━━━ Records provided

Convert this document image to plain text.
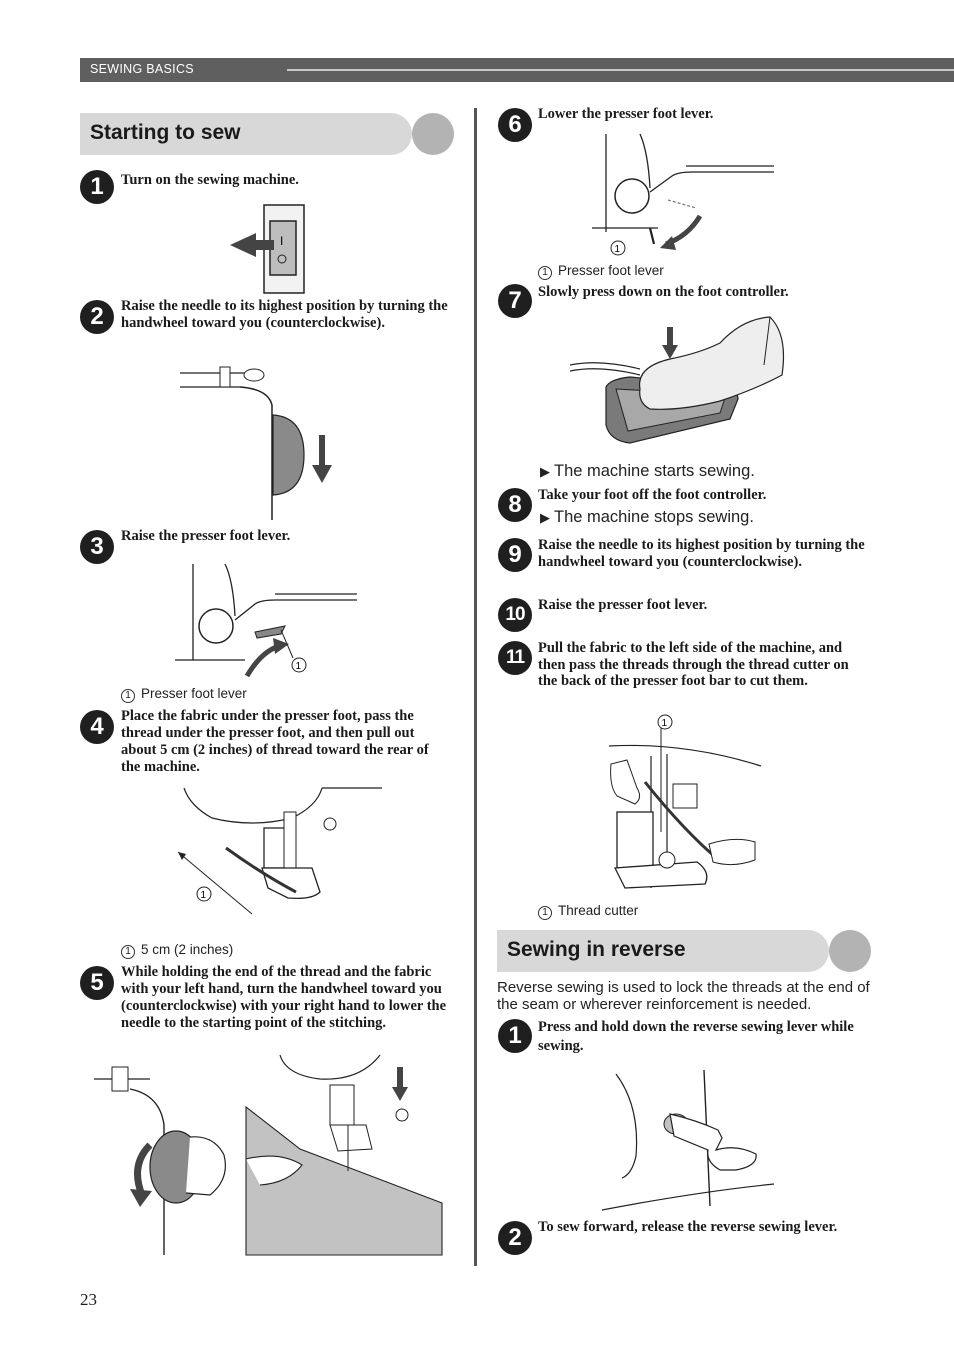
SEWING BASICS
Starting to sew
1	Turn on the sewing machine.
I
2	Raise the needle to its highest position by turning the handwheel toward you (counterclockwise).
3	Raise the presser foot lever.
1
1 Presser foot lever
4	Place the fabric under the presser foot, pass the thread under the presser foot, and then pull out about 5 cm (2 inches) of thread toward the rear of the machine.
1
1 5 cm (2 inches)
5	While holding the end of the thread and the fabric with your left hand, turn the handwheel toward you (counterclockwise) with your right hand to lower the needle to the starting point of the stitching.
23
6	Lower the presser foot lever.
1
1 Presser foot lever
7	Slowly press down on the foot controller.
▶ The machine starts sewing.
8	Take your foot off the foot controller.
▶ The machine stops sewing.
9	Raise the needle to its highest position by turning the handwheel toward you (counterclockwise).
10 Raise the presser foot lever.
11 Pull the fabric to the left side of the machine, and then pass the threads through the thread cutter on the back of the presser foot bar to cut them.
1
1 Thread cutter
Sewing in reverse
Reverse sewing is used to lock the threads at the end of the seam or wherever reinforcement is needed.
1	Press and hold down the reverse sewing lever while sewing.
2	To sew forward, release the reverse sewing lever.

━━━━━━
━━━ Records provided

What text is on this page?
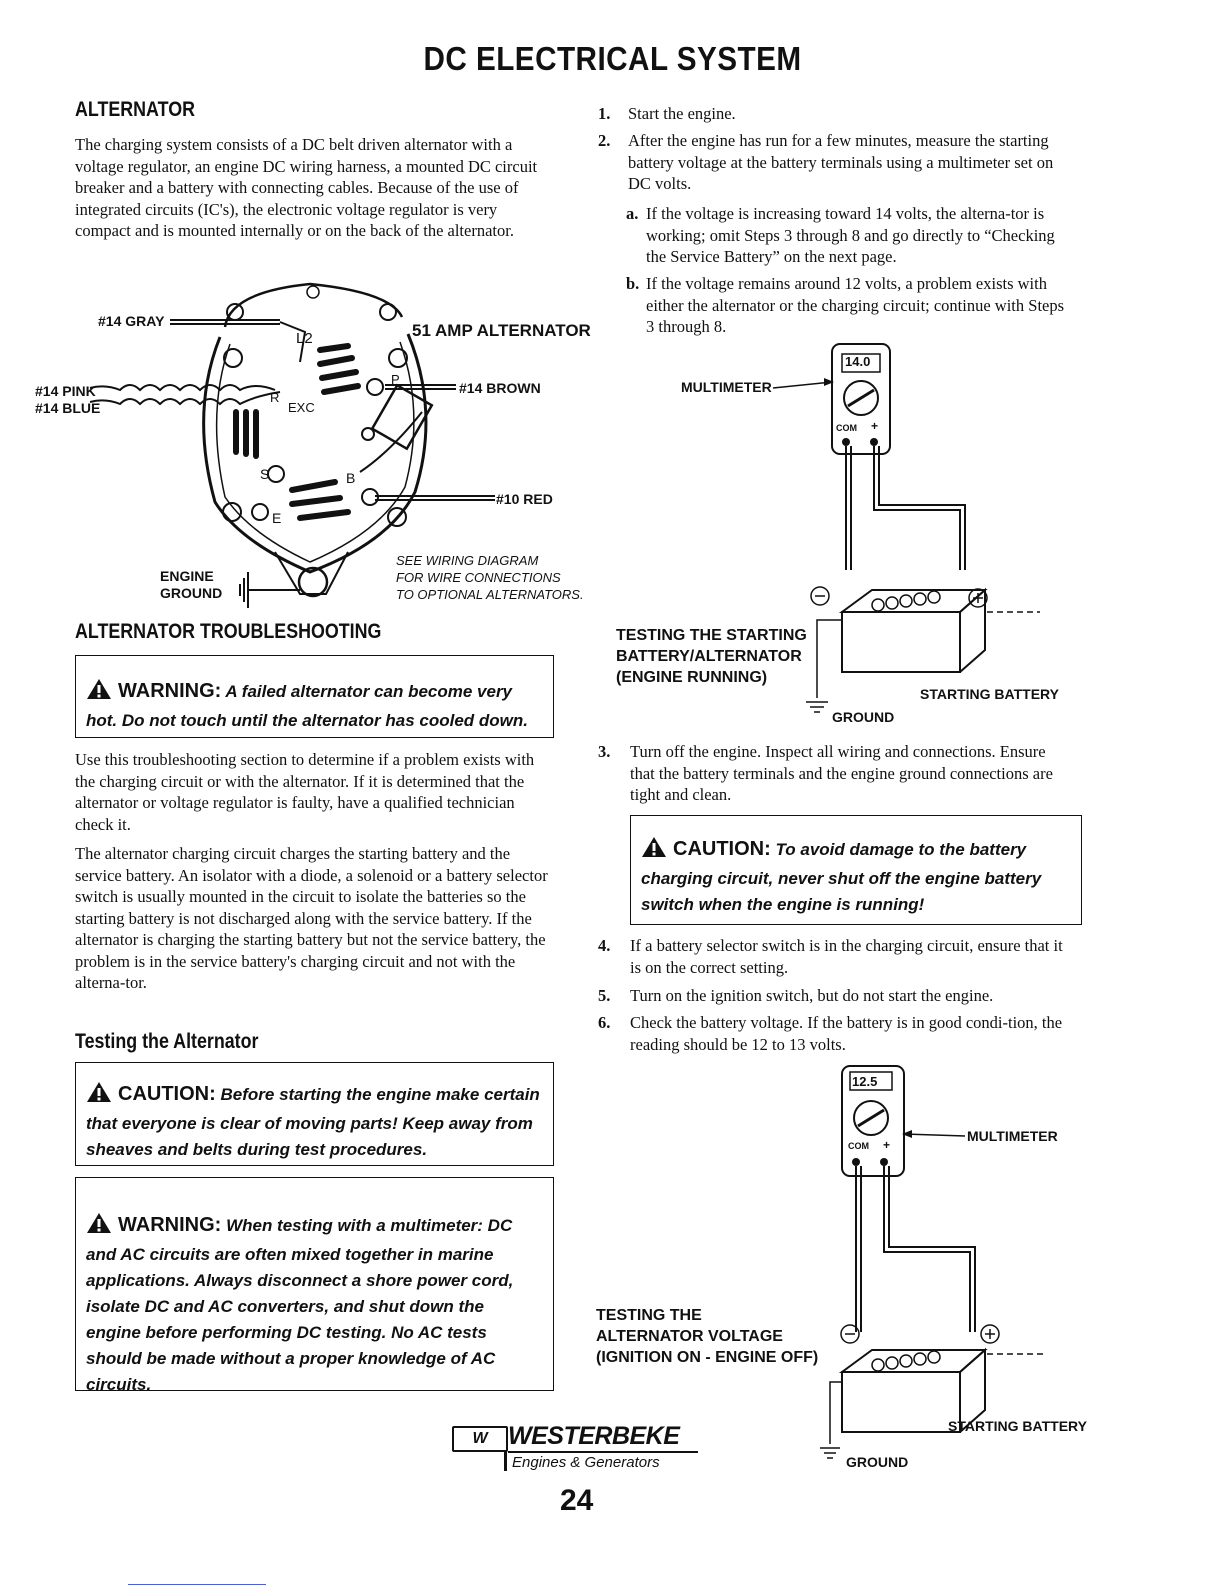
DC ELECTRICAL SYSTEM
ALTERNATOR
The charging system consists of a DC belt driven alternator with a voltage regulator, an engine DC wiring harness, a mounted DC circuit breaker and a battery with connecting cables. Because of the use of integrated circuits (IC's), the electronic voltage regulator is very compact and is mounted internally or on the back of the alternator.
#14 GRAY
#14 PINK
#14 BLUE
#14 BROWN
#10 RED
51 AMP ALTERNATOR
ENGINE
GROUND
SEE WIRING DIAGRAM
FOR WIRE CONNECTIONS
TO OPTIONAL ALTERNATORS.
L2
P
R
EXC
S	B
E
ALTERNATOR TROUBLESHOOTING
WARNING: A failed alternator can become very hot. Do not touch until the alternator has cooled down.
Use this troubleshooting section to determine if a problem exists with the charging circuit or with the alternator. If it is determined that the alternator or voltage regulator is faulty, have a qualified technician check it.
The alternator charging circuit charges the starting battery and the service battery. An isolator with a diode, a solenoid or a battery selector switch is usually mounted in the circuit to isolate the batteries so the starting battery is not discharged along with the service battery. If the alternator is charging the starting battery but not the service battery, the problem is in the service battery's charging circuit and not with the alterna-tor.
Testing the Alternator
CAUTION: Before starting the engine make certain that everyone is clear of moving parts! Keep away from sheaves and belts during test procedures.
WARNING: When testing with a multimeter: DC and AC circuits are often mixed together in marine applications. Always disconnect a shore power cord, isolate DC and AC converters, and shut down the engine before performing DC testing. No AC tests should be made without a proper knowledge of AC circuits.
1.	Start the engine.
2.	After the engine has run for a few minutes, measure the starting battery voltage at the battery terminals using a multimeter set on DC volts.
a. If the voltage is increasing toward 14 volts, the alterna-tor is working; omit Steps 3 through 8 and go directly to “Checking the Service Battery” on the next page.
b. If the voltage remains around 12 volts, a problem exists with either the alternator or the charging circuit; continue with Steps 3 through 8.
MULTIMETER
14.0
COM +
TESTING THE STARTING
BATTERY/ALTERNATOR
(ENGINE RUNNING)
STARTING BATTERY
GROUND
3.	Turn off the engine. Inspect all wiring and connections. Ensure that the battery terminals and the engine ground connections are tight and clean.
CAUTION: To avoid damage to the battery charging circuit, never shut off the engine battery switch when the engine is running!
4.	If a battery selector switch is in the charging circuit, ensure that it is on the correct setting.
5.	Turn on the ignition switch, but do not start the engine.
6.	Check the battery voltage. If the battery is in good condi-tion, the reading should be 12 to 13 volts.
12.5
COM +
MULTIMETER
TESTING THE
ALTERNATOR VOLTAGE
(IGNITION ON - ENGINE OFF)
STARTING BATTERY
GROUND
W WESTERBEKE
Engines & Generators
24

━━━━━━

Stated task ▸ Locate and copy each line in the data above that includes the word "pass".

Result of this task ▸
4	Place the fabric under the presser foot, pass the thread under the presser foot, and then pull out about 5 cm (2 inches) of thread toward the rear of the machine.
11 Pull the fabric to the left side of the machine, and then pass the threads through the thread cutter on the back of the presser foot bar to cut them.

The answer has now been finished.